> **WHAT TO WORK ON**: Provide the records once more, identical to the original.

> **EXERCISE MATERIALS**:
☆ ☆ ☆ ☆ ☆ ☆ ☆

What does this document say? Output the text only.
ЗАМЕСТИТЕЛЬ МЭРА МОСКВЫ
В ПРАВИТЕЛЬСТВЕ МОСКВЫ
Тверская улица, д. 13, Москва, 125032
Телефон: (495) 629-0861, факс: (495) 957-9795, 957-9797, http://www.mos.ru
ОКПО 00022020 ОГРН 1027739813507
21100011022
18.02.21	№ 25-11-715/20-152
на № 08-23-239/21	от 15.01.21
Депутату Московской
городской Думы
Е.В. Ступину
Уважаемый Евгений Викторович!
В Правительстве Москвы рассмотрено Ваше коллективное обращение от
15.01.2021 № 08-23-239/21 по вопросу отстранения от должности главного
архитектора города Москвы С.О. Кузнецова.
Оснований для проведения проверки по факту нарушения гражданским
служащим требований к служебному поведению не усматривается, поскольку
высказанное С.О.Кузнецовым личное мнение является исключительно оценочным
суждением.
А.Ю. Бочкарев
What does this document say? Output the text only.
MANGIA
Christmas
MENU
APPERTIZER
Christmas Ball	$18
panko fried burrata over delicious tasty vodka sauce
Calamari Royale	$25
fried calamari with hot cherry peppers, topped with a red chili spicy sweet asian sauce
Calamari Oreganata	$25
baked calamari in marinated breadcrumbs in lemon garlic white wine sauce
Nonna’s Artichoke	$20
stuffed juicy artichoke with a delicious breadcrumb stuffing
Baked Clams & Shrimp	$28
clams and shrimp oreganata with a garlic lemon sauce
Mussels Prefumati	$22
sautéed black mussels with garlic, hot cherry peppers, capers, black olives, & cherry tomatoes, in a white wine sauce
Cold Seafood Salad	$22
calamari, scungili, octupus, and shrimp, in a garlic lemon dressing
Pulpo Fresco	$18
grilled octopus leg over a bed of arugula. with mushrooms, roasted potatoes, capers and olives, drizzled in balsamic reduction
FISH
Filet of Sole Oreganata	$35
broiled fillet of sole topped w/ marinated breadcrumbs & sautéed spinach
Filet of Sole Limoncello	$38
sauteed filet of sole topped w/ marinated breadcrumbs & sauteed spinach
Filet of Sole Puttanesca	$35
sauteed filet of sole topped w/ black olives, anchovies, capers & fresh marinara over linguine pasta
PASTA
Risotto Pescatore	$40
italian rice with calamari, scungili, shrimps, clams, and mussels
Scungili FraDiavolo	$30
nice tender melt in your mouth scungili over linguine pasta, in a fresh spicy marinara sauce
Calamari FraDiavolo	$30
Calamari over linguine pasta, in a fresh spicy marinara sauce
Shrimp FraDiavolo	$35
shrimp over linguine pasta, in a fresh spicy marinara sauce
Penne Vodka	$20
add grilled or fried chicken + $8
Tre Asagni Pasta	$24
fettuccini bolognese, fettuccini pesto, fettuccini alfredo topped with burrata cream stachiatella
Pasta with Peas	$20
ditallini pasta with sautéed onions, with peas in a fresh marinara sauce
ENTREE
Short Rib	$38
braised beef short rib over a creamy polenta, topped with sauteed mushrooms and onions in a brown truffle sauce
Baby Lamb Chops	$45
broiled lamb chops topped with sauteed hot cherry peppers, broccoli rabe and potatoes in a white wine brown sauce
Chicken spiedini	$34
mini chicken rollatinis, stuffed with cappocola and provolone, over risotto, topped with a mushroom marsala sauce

☆ ☆ ☆ ☆ ☆ ☆ ☆

> **RESPONSE TO THE EXERCISE**:
What does this document say? Output the text only.
ЗАМЕСТИТЕЛЬ МЭРА МОСКВЫ
В ПРАВИТЕЛЬСТВЕ МОСКВЫ
Тверская улица, д. 13, Москва, 125032
Телефон: (495) 629-0861, факс: (495) 957-9795, 957-9797, http://www.mos.ru
ОКПО 00022020 ОГРН 1027739813507
21100011022
18.02.21	№ 25-11-715/20-152
на № 08-23-239/21	от 15.01.21
Депутату Московской
городской Думы
Е.В. Ступину
Уважаемый Евгений Викторович!
В Правительстве Москвы рассмотрено Ваше коллективное обращение от
15.01.2021 № 08-23-239/21 по вопросу отстранения от должности главного
архитектора города Москвы С.О. Кузнецова.
Оснований для проведения проверки по факту нарушения гражданским
служащим требований к служебному поведению не усматривается, поскольку
высказанное С.О.Кузнецовым личное мнение является исключительно оценочным
суждением.
А.Ю. Бочкарев
What does this document say? Output the text only.
MANGIA
Christmas
MENU
APPERTIZER
Christmas Ball	$18
panko fried burrata over delicious tasty vodka sauce
Calamari Royale	$25
fried calamari with hot cherry peppers, topped with a red chili spicy sweet asian sauce
Calamari Oreganata	$25
baked calamari in marinated breadcrumbs in lemon garlic white wine sauce
Nonna’s Artichoke	$20
stuffed juicy artichoke with a delicious breadcrumb stuffing
Baked Clams & Shrimp	$28
clams and shrimp oreganata with a garlic lemon sauce
Mussels Prefumati	$22
sautéed black mussels with garlic, hot cherry peppers, capers, black olives, & cherry tomatoes, in a white wine sauce
Cold Seafood Salad	$22
calamari, scungili, octupus, and shrimp, in a garlic lemon dressing
Pulpo Fresco	$18
grilled octopus leg over a bed of arugula. with mushrooms, roasted potatoes, capers and olives, drizzled in balsamic reduction
FISH
Filet of Sole Oreganata	$35
broiled fillet of sole topped w/ marinated breadcrumbs & sautéed spinach
Filet of Sole Limoncello	$38
sauteed filet of sole topped w/ marinated breadcrumbs & sauteed spinach
Filet of Sole Puttanesca	$35
sauteed filet of sole topped w/ black olives, anchovies, capers & fresh marinara over linguine pasta
PASTA
Risotto Pescatore	$40
italian rice with calamari, scungili, shrimps, clams, and mussels
Scungili FraDiavolo	$30
nice tender melt in your mouth scungili over linguine pasta, in a fresh spicy marinara sauce
Calamari FraDiavolo	$30
Calamari over linguine pasta, in a fresh spicy marinara sauce
Shrimp FraDiavolo	$35
shrimp over linguine pasta, in a fresh spicy marinara sauce
Penne Vodka	$20
add grilled or fried chicken + $8
Tre Asagni Pasta	$24
fettuccini bolognese, fettuccini pesto, fettuccini alfredo topped with burrata cream stachiatella
Pasta with Peas	$20
ditallini pasta with sautéed onions, with peas in a fresh marinara sauce
ENTREE
Short Rib	$38
braised beef short rib over a creamy polenta, topped with sauteed mushrooms and onions in a brown truffle sauce
Baby Lamb Chops	$45
broiled lamb chops topped with sauteed hot cherry peppers, broccoli rabe and potatoes in a white wine brown sauce
Chicken spiedini	$34
mini chicken rollatinis, stuffed with cappocola and provolone, over risotto, topped with a mushroom marsala sauce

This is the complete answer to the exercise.